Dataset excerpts
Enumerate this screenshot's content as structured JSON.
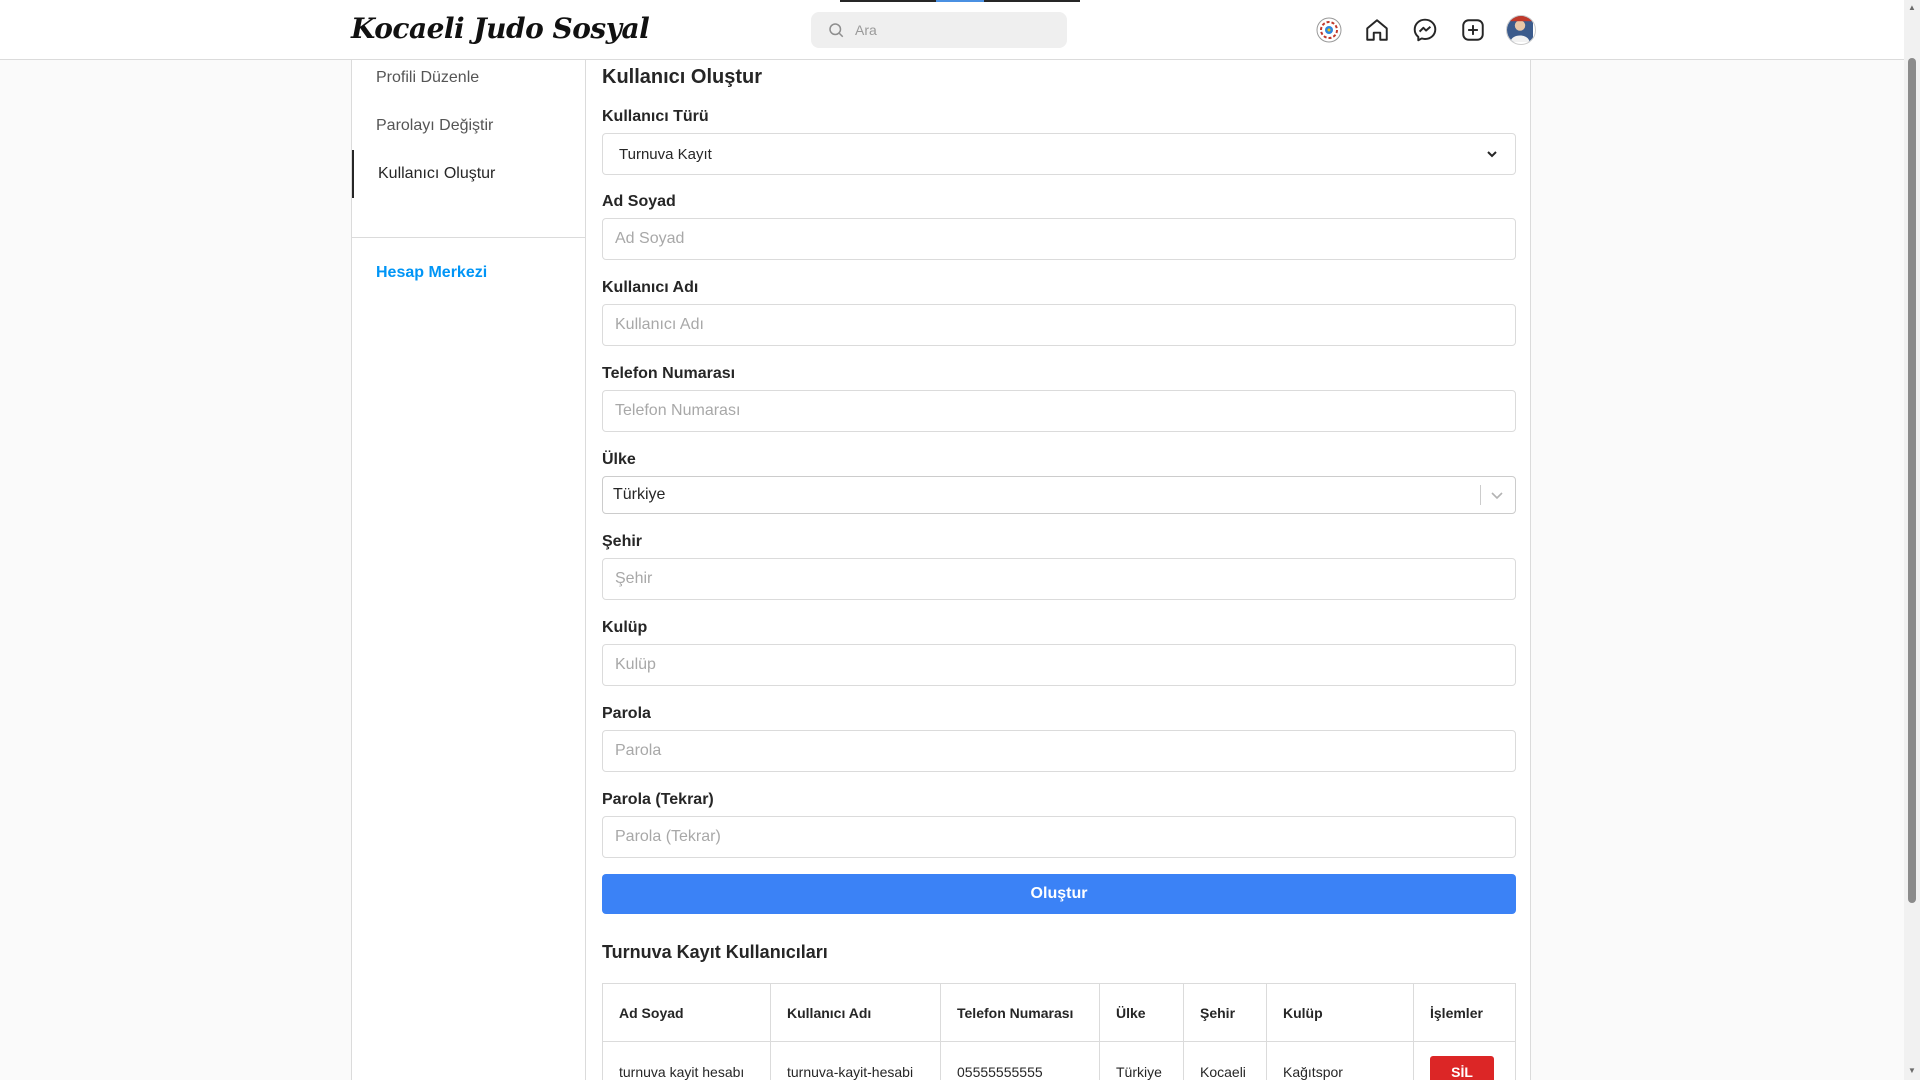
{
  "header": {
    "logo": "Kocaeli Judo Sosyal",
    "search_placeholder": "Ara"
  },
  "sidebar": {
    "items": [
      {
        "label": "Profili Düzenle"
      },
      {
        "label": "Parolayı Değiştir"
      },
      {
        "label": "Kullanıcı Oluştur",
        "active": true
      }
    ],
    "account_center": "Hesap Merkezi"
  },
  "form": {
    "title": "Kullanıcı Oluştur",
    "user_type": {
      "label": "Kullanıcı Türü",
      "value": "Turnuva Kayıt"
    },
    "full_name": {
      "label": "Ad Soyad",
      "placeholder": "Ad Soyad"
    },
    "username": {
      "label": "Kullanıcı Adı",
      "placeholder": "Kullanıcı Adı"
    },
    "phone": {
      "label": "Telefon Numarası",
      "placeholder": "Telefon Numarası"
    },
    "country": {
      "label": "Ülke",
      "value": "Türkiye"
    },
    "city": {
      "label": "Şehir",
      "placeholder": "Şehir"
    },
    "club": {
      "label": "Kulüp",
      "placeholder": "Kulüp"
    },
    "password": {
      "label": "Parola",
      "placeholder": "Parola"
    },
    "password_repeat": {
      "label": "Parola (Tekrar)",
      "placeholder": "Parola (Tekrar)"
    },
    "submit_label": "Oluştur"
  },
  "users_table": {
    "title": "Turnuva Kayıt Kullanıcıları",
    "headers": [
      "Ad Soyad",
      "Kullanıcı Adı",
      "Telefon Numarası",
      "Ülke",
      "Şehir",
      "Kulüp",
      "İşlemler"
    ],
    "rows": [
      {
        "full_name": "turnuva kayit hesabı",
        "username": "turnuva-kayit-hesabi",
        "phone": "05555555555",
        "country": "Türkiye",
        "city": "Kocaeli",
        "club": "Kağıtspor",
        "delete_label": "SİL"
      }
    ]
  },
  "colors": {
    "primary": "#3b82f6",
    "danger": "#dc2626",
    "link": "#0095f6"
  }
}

_WHAT YOU WILL DO:_ All of the entries above should be duplicated exactly, except for the pictures.

_RESPONSE:_
Enumerate this screenshot's content as structured JSON.
{
  "header": {
    "logo": "Kocaeli Judo Sosyal",
    "search_placeholder": "Ara"
  },
  "sidebar": {
    "items": [
      {
        "label": "Profili Düzenle"
      },
      {
        "label": "Parolayı Değiştir"
      },
      {
        "label": "Kullanıcı Oluştur",
        "active": true
      }
    ],
    "account_center": "Hesap Merkezi"
  },
  "form": {
    "title": "Kullanıcı Oluştur",
    "user_type": {
      "label": "Kullanıcı Türü",
      "value": "Turnuva Kayıt"
    },
    "full_name": {
      "label": "Ad Soyad",
      "placeholder": "Ad Soyad"
    },
    "username": {
      "label": "Kullanıcı Adı",
      "placeholder": "Kullanıcı Adı"
    },
    "phone": {
      "label": "Telefon Numarası",
      "placeholder": "Telefon Numarası"
    },
    "country": {
      "label": "Ülke",
      "value": "Türkiye"
    },
    "city": {
      "label": "Şehir",
      "placeholder": "Şehir"
    },
    "club": {
      "label": "Kulüp",
      "placeholder": "Kulüp"
    },
    "password": {
      "label": "Parola",
      "placeholder": "Parola"
    },
    "password_repeat": {
      "label": "Parola (Tekrar)",
      "placeholder": "Parola (Tekrar)"
    },
    "submit_label": "Oluştur"
  },
  "users_table": {
    "title": "Turnuva Kayıt Kullanıcıları",
    "headers": [
      "Ad Soyad",
      "Kullanıcı Adı",
      "Telefon Numarası",
      "Ülke",
      "Şehir",
      "Kulüp",
      "İşlemler"
    ],
    "rows": [
      {
        "full_name": "turnuva kayit hesabı",
        "username": "turnuva-kayit-hesabi",
        "phone": "05555555555",
        "country": "Türkiye",
        "city": "Kocaeli",
        "club": "Kağıtspor",
        "delete_label": "SİL"
      }
    ]
  },
  "colors": {
    "primary": "#3b82f6",
    "danger": "#dc2626",
    "link": "#0095f6"
  }
}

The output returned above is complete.